### Written exercise
Pictures stay out; everything else in the records below is copied exactly.

## begin Data in this exercise

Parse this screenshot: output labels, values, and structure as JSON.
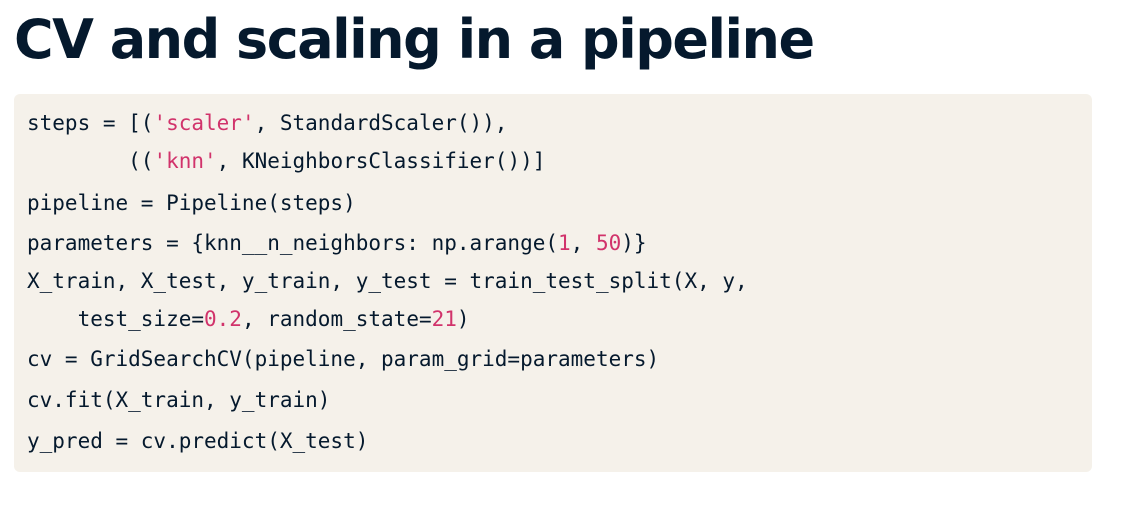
{
  "slide": {
    "title": "CV and scaling in a pipeline"
  },
  "code": {
    "lines": [
      [
        {
          "t": "steps = [(",
          "c": "plain"
        },
        {
          "t": "'scaler'",
          "c": "str"
        },
        {
          "t": ", StandardScaler()),",
          "c": "plain"
        }
      ],
      [
        {
          "t": "        ((",
          "c": "plain"
        },
        {
          "t": "'knn'",
          "c": "str"
        },
        {
          "t": ", KNeighborsClassifier())]",
          "c": "plain"
        }
      ],
      [
        {
          "t": "pipeline = Pipeline(steps)",
          "c": "plain"
        }
      ],
      [
        {
          "t": "parameters = {knn__n_neighbors: np.arange(",
          "c": "plain"
        },
        {
          "t": "1",
          "c": "num"
        },
        {
          "t": ", ",
          "c": "plain"
        },
        {
          "t": "50",
          "c": "num"
        },
        {
          "t": ")}",
          "c": "plain"
        }
      ],
      [
        {
          "t": "X_train, X_test, y_train, y_test = train_test_split(X, y,",
          "c": "plain"
        }
      ],
      [
        {
          "t": "    test_size=",
          "c": "plain"
        },
        {
          "t": "0.2",
          "c": "num"
        },
        {
          "t": ", random_state=",
          "c": "plain"
        },
        {
          "t": "21",
          "c": "num"
        },
        {
          "t": ")",
          "c": "plain"
        }
      ],
      [
        {
          "t": "cv = GridSearchCV(pipeline, param_grid=parameters)",
          "c": "plain"
        }
      ],
      [
        {
          "t": "cv.fit(X_train, y_train)",
          "c": "plain"
        }
      ],
      [
        {
          "t": "y_pred = cv.predict(X_test)",
          "c": "plain"
        }
      ]
    ]
  }
}
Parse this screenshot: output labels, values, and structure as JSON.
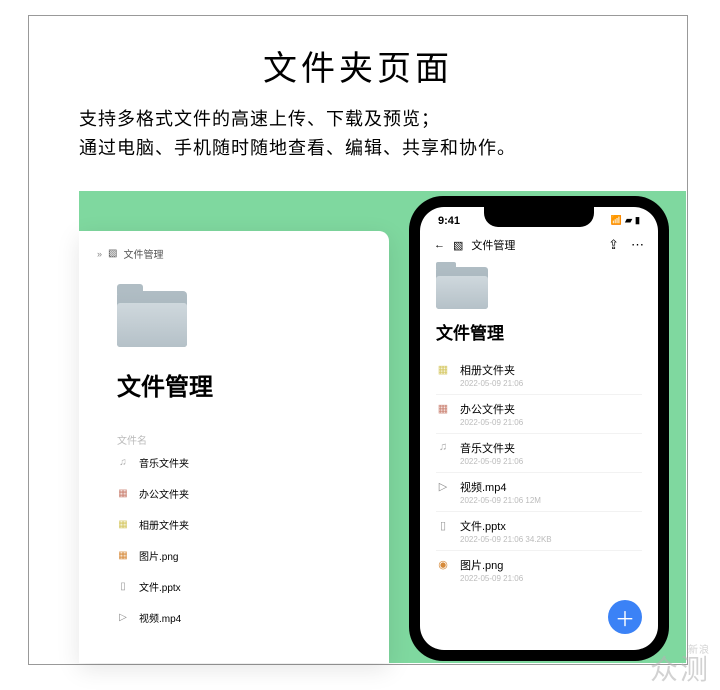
{
  "page": {
    "title": "文件夹页面",
    "desc_line1": "支持多格式文件的高速上传、下载及预览；",
    "desc_line2": "通过电脑、手机随时随地查看、编辑、共享和协作。"
  },
  "desktop": {
    "breadcrumb_label": "文件管理",
    "heading": "文件管理",
    "column_label": "文件名",
    "rows": [
      {
        "icon": "♫",
        "cls": "ic-music",
        "name": "音乐文件夹"
      },
      {
        "icon": "▦",
        "cls": "ic-office",
        "name": "办公文件夹"
      },
      {
        "icon": "▦",
        "cls": "ic-album",
        "name": "相册文件夹"
      },
      {
        "icon": "▦",
        "cls": "ic-img",
        "name": "图片.png"
      },
      {
        "icon": "▯",
        "cls": "ic-pptx",
        "name": "文件.pptx"
      },
      {
        "icon": "▷",
        "cls": "ic-video",
        "name": "视频.mp4"
      }
    ]
  },
  "phone": {
    "time": "9:41",
    "breadcrumb_label": "文件管理",
    "heading": "文件管理",
    "rows": [
      {
        "icon": "▦",
        "cls": "ic-album",
        "name": "相册文件夹",
        "meta": "2022-05-09 21:06"
      },
      {
        "icon": "▦",
        "cls": "ic-office",
        "name": "办公文件夹",
        "meta": "2022-05-09 21:06"
      },
      {
        "icon": "♫",
        "cls": "ic-music",
        "name": "音乐文件夹",
        "meta": "2022-05-09 21:06"
      },
      {
        "icon": "▷",
        "cls": "ic-video",
        "name": "视频.mp4",
        "meta": "2022-05-09 21:06   12M"
      },
      {
        "icon": "▯",
        "cls": "ic-pptx",
        "name": "文件.pptx",
        "meta": "2022-05-09 21:06   34.2KB"
      },
      {
        "icon": "◉",
        "cls": "ic-img",
        "name": "图片.png",
        "meta": "2022-05-09 21:06"
      }
    ],
    "fab_label": "＋"
  },
  "watermark": {
    "small": "新浪",
    "big": "众测"
  }
}
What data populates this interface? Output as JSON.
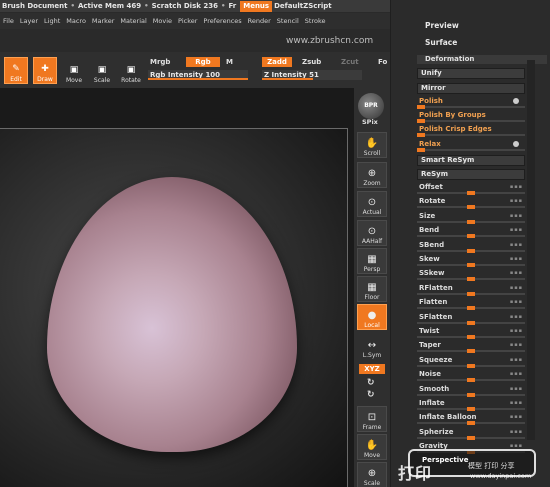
{
  "titlebar": {
    "items": [
      "Brush Document",
      "Active Mem 469",
      "Scratch Disk 236",
      "Fr"
    ],
    "menus_label": "Menus",
    "script_label": "DefaultZScript"
  },
  "menubar": {
    "items": [
      "File",
      "Layer",
      "Light",
      "Macro",
      "Marker",
      "Material",
      "Movie",
      "Picker",
      "Preferences",
      "Render",
      "Stencil",
      "Stroke"
    ]
  },
  "watermark": "www.zbrushcn.com",
  "shelf": {
    "edit": "Edit",
    "draw": "Draw",
    "move": "Move",
    "scale": "Scale",
    "rotate": "Rotate",
    "mrgb": "Mrgb",
    "rgb": "Rgb",
    "m": "M",
    "zadd": "Zadd",
    "zsub": "Zsub",
    "zcut": "Zcut",
    "focal": "Fo",
    "rgb_intensity_label": "Rgb Intensity",
    "rgb_intensity_value": "100",
    "z_intensity_label": "Z Intensity",
    "z_intensity_value": "51"
  },
  "right_tools": {
    "bpr": "BPR",
    "spix": "SPix",
    "scroll": "Scroll",
    "zoom": "Zoom",
    "actual": "Actual",
    "aahalf": "AAHalf",
    "persp": "Persp",
    "floor": "Floor",
    "local": "Local",
    "lsym": "L.Sym",
    "xyz": "XYZ",
    "frame": "Frame",
    "move": "Move",
    "scale": "Scale"
  },
  "palette": {
    "preview": "Preview",
    "surface": "Surface",
    "deformation": "Deformation",
    "unify": "Unify",
    "mirror": "Mirror",
    "polish": "Polish",
    "polish_groups": "Polish By Groups",
    "polish_crisp": "Polish Crisp Edges",
    "relax": "Relax",
    "smart_resym": "Smart ReSym",
    "resym": "ReSym",
    "sliders": [
      "Offset",
      "Rotate",
      "Size",
      "Bend",
      "SBend",
      "Skew",
      "SSkew",
      "RFlatten",
      "Flatten",
      "SFlatten",
      "Twist",
      "Taper",
      "Squeeze",
      "Noise",
      "Smooth",
      "Inflate",
      "Inflate Balloon",
      "Spherize",
      "Gravity",
      "Perspective"
    ],
    "row_marks": "▪▪▪"
  },
  "footer": {
    "label": "Perspective",
    "brand": "打印",
    "brand_sub": "模型 打印 分享",
    "brand_url": "www.dayinpai.com"
  },
  "colors": {
    "accent": "#f07820",
    "background": "#2a2a2a"
  }
}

## end Data in this exercise

### Complete response
Parse this screenshot: output labels, values, and structure as JSON.
{
  "slide": {
    "title": "CV and scaling in a pipeline"
  },
  "code": {
    "lines": [
      [
        {
          "t": "steps = [(",
          "c": "plain"
        },
        {
          "t": "'scaler'",
          "c": "str"
        },
        {
          "t": ", StandardScaler()),",
          "c": "plain"
        }
      ],
      [
        {
          "t": "        ((",
          "c": "plain"
        },
        {
          "t": "'knn'",
          "c": "str"
        },
        {
          "t": ", KNeighborsClassifier())]",
          "c": "plain"
        }
      ],
      [
        {
          "t": "pipeline = Pipeline(steps)",
          "c": "plain"
        }
      ],
      [
        {
          "t": "parameters = {knn__n_neighbors: np.arange(",
          "c": "plain"
        },
        {
          "t": "1",
          "c": "num"
        },
        {
          "t": ", ",
          "c": "plain"
        },
        {
          "t": "50",
          "c": "num"
        },
        {
          "t": ")}",
          "c": "plain"
        }
      ],
      [
        {
          "t": "X_train, X_test, y_train, y_test = train_test_split(X, y,",
          "c": "plain"
        }
      ],
      [
        {
          "t": "    test_size=",
          "c": "plain"
        },
        {
          "t": "0.2",
          "c": "num"
        },
        {
          "t": ", random_state=",
          "c": "plain"
        },
        {
          "t": "21",
          "c": "num"
        },
        {
          "t": ")",
          "c": "plain"
        }
      ],
      [
        {
          "t": "cv = GridSearchCV(pipeline, param_grid=parameters)",
          "c": "plain"
        }
      ],
      [
        {
          "t": "cv.fit(X_train, y_train)",
          "c": "plain"
        }
      ],
      [
        {
          "t": "y_pred = cv.predict(X_test)",
          "c": "plain"
        }
      ]
    ]
  }
}
Parse this screenshot: output labels, values, and structure as JSON.
{
  "page": {
    "title": "文件夹页面",
    "desc_line1": "支持多格式文件的高速上传、下载及预览；",
    "desc_line2": "通过电脑、手机随时随地查看、编辑、共享和协作。"
  },
  "desktop": {
    "breadcrumb_label": "文件管理",
    "heading": "文件管理",
    "column_label": "文件名",
    "rows": [
      {
        "icon": "♫",
        "cls": "ic-music",
        "name": "音乐文件夹"
      },
      {
        "icon": "▦",
        "cls": "ic-office",
        "name": "办公文件夹"
      },
      {
        "icon": "▦",
        "cls": "ic-album",
        "name": "相册文件夹"
      },
      {
        "icon": "▦",
        "cls": "ic-img",
        "name": "图片.png"
      },
      {
        "icon": "▯",
        "cls": "ic-pptx",
        "name": "文件.pptx"
      },
      {
        "icon": "▷",
        "cls": "ic-video",
        "name": "视频.mp4"
      }
    ]
  },
  "phone": {
    "time": "9:41",
    "breadcrumb_label": "文件管理",
    "heading": "文件管理",
    "rows": [
      {
        "icon": "▦",
        "cls": "ic-album",
        "name": "相册文件夹",
        "meta": "2022-05-09 21:06"
      },
      {
        "icon": "▦",
        "cls": "ic-office",
        "name": "办公文件夹",
        "meta": "2022-05-09 21:06"
      },
      {
        "icon": "♫",
        "cls": "ic-music",
        "name": "音乐文件夹",
        "meta": "2022-05-09 21:06"
      },
      {
        "icon": "▷",
        "cls": "ic-video",
        "name": "视频.mp4",
        "meta": "2022-05-09 21:06   12M"
      },
      {
        "icon": "▯",
        "cls": "ic-pptx",
        "name": "文件.pptx",
        "meta": "2022-05-09 21:06   34.2KB"
      },
      {
        "icon": "◉",
        "cls": "ic-img",
        "name": "图片.png",
        "meta": "2022-05-09 21:06"
      }
    ],
    "fab_label": "＋"
  },
  "watermark": {
    "small": "新浪",
    "big": "众测"
  }
}
What data populates this interface? Output as JSON.
{
  "titlebar": {
    "items": [
      "Brush Document",
      "Active Mem 469",
      "Scratch Disk 236",
      "Fr"
    ],
    "menus_label": "Menus",
    "script_label": "DefaultZScript"
  },
  "menubar": {
    "items": [
      "File",
      "Layer",
      "Light",
      "Macro",
      "Marker",
      "Material",
      "Movie",
      "Picker",
      "Preferences",
      "Render",
      "Stencil",
      "Stroke"
    ]
  },
  "watermark": "www.zbrushcn.com",
  "shelf": {
    "edit": "Edit",
    "draw": "Draw",
    "move": "Move",
    "scale": "Scale",
    "rotate": "Rotate",
    "mrgb": "Mrgb",
    "rgb": "Rgb",
    "m": "M",
    "zadd": "Zadd",
    "zsub": "Zsub",
    "zcut": "Zcut",
    "focal": "Fo",
    "rgb_intensity_label": "Rgb Intensity",
    "rgb_intensity_value": "100",
    "z_intensity_label": "Z Intensity",
    "z_intensity_value": "51"
  },
  "right_tools": {
    "bpr": "BPR",
    "spix": "SPix",
    "scroll": "Scroll",
    "zoom": "Zoom",
    "actual": "Actual",
    "aahalf": "AAHalf",
    "persp": "Persp",
    "floor": "Floor",
    "local": "Local",
    "lsym": "L.Sym",
    "xyz": "XYZ",
    "frame": "Frame",
    "move": "Move",
    "scale": "Scale"
  },
  "palette": {
    "preview": "Preview",
    "surface": "Surface",
    "deformation": "Deformation",
    "unify": "Unify",
    "mirror": "Mirror",
    "polish": "Polish",
    "polish_groups": "Polish By Groups",
    "polish_crisp": "Polish Crisp Edges",
    "relax": "Relax",
    "smart_resym": "Smart ReSym",
    "resym": "ReSym",
    "sliders": [
      "Offset",
      "Rotate",
      "Size",
      "Bend",
      "SBend",
      "Skew",
      "SSkew",
      "RFlatten",
      "Flatten",
      "SFlatten",
      "Twist",
      "Taper",
      "Squeeze",
      "Noise",
      "Smooth",
      "Inflate",
      "Inflate Balloon",
      "Spherize",
      "Gravity",
      "Perspective"
    ],
    "row_marks": "▪▪▪"
  },
  "footer": {
    "label": "Perspective",
    "brand": "打印",
    "brand_sub": "模型 打印 分享",
    "brand_url": "www.dayinpai.com"
  },
  "colors": {
    "accent": "#f07820",
    "background": "#2a2a2a"
  }
}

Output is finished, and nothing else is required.